Written instruction:
Lines before the one containing "What's the underlying" are excluded; reproduce that line and all lines after it in the entries below, exactly.

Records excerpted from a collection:

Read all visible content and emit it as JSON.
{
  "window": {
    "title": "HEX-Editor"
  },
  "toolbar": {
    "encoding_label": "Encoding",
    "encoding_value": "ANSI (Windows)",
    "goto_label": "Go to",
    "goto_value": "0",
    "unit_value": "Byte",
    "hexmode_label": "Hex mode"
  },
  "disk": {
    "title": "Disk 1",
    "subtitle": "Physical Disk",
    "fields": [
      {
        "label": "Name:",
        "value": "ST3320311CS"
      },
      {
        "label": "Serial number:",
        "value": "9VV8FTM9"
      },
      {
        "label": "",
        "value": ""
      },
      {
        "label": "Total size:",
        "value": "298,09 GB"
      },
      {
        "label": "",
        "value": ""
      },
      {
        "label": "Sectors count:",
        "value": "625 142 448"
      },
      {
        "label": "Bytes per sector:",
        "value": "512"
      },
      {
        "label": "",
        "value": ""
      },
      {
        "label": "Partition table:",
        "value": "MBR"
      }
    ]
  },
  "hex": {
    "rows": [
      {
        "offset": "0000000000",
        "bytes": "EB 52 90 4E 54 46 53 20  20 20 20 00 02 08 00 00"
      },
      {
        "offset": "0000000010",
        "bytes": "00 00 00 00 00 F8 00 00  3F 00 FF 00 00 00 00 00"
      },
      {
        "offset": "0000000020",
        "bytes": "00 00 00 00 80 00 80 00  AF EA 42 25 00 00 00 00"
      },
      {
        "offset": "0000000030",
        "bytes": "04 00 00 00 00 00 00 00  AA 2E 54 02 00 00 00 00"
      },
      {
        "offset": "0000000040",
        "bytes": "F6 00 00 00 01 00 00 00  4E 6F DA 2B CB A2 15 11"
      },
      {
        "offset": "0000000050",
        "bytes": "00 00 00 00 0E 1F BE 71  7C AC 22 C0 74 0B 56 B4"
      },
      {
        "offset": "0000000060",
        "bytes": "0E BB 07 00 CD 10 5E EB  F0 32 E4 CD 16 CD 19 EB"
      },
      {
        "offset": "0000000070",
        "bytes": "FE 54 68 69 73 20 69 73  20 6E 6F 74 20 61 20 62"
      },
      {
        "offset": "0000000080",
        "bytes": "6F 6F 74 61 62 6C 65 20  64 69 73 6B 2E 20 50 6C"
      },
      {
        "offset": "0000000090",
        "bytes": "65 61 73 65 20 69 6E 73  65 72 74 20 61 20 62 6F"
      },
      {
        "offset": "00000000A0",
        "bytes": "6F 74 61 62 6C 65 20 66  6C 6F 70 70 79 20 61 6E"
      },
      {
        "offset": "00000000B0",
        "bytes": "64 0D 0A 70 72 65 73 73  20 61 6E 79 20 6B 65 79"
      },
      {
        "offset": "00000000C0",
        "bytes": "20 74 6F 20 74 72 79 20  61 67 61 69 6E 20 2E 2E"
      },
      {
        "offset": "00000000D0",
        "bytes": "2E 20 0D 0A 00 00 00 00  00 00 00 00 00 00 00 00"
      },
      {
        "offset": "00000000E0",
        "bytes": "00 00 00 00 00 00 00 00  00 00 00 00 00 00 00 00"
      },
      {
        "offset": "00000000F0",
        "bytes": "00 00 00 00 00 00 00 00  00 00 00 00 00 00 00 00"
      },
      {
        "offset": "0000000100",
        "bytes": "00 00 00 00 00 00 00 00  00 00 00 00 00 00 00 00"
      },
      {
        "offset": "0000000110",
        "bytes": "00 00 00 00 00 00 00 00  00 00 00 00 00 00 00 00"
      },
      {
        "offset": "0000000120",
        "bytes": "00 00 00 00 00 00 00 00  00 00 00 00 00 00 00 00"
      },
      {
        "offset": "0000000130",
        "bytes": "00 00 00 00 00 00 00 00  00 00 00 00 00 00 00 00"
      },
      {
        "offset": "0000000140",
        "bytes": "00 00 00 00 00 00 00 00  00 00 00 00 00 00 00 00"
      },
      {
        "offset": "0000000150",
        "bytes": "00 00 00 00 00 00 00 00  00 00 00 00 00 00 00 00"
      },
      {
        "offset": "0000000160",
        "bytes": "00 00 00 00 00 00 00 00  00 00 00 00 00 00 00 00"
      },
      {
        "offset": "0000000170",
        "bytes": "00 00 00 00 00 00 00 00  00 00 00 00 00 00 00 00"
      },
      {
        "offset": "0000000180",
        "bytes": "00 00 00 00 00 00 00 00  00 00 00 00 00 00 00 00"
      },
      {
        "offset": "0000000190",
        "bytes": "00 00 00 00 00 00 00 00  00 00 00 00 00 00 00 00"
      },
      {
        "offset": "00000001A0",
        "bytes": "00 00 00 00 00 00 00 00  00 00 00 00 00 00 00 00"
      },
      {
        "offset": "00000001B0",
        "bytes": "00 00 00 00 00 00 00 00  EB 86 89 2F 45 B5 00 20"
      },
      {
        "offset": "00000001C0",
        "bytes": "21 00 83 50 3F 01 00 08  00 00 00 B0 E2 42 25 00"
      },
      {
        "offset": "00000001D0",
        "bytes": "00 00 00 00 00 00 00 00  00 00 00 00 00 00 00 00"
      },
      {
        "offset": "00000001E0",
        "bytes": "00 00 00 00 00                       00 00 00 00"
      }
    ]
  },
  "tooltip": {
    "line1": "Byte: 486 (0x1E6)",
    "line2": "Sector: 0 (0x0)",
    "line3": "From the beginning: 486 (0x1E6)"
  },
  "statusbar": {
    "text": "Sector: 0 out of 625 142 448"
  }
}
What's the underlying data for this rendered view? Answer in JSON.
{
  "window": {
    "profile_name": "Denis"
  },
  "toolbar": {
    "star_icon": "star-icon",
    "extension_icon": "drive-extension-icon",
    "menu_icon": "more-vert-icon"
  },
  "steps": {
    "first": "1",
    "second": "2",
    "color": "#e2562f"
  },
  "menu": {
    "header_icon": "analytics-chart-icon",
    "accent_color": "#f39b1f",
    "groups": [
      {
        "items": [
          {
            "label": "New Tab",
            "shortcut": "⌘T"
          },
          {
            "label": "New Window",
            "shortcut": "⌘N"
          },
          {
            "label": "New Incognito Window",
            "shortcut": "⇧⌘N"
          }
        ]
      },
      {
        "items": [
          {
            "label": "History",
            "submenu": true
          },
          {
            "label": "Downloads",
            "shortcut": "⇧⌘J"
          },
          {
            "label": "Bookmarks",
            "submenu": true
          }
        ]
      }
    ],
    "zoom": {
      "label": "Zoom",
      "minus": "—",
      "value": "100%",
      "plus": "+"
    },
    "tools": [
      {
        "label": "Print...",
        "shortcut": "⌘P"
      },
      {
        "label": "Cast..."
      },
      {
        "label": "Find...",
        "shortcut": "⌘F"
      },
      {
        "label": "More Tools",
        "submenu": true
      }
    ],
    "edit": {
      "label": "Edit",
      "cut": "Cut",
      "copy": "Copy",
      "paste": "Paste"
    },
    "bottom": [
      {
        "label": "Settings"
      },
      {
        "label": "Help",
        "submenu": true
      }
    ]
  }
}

Exercise answer:
What's the underlying data for this rendered view? Answer in JSON.
{
  "window": {
    "profile_name": "Denis"
  },
  "toolbar": {
    "star_icon": "star-icon",
    "extension_icon": "drive-extension-icon",
    "menu_icon": "more-vert-icon"
  },
  "steps": {
    "first": "1",
    "second": "2",
    "color": "#e2562f"
  },
  "menu": {
    "header_icon": "analytics-chart-icon",
    "accent_color": "#f39b1f",
    "groups": [
      {
        "items": [
          {
            "label": "New Tab",
            "shortcut": "⌘T"
          },
          {
            "label": "New Window",
            "shortcut": "⌘N"
          },
          {
            "label": "New Incognito Window",
            "shortcut": "⇧⌘N"
          }
        ]
      },
      {
        "items": [
          {
            "label": "History",
            "submenu": true
          },
          {
            "label": "Downloads",
            "shortcut": "⇧⌘J"
          },
          {
            "label": "Bookmarks",
            "submenu": true
          }
        ]
      }
    ],
    "zoom": {
      "label": "Zoom",
      "minus": "—",
      "value": "100%",
      "plus": "+"
    },
    "tools": [
      {
        "label": "Print...",
        "shortcut": "⌘P"
      },
      {
        "label": "Cast..."
      },
      {
        "label": "Find...",
        "shortcut": "⌘F"
      },
      {
        "label": "More Tools",
        "submenu": true
      }
    ],
    "edit": {
      "label": "Edit",
      "cut": "Cut",
      "copy": "Copy",
      "paste": "Paste"
    },
    "bottom": [
      {
        "label": "Settings"
      },
      {
        "label": "Help",
        "submenu": true
      }
    ]
  }
}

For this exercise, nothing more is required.